■ Data for this task ■

* Begin *

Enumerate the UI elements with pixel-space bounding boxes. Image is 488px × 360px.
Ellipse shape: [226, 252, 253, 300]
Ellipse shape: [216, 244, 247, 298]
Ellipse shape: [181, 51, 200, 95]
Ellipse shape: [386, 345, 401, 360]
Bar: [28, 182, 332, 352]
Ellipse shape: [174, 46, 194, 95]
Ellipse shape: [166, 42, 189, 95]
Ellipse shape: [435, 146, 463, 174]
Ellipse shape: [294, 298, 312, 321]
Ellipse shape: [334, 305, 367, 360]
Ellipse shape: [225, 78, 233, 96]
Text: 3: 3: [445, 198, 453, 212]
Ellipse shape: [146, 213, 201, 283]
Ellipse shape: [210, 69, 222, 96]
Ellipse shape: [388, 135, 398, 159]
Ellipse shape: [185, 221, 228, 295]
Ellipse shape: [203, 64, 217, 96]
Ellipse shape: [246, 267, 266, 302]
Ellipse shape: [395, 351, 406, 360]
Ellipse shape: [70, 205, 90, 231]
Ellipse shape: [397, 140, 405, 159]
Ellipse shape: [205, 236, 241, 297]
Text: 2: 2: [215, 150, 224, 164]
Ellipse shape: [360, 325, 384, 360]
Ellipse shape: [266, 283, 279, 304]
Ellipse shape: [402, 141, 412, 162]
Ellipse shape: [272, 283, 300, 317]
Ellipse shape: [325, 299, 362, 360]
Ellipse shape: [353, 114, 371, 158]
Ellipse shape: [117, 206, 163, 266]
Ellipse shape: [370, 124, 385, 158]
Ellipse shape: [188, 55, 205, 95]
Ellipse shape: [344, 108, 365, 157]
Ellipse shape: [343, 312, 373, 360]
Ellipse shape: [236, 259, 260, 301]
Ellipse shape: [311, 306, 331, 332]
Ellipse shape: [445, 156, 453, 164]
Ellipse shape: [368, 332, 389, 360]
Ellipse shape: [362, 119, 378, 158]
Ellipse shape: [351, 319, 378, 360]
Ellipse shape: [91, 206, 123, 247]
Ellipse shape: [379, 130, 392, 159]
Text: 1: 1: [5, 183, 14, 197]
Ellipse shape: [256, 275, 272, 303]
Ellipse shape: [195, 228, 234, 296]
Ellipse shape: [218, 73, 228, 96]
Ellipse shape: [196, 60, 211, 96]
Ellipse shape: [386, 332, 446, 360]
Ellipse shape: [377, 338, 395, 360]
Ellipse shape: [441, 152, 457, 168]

* End *

■ Exercise objective ■
Please show each line of the entries above that contains the string "Text". Case counts.

■ Exercise result ■
Text: 3: 3: [445, 198, 453, 212]
Text: 2: 2: [215, 150, 224, 164]
Text: 1: 1: [5, 183, 14, 197]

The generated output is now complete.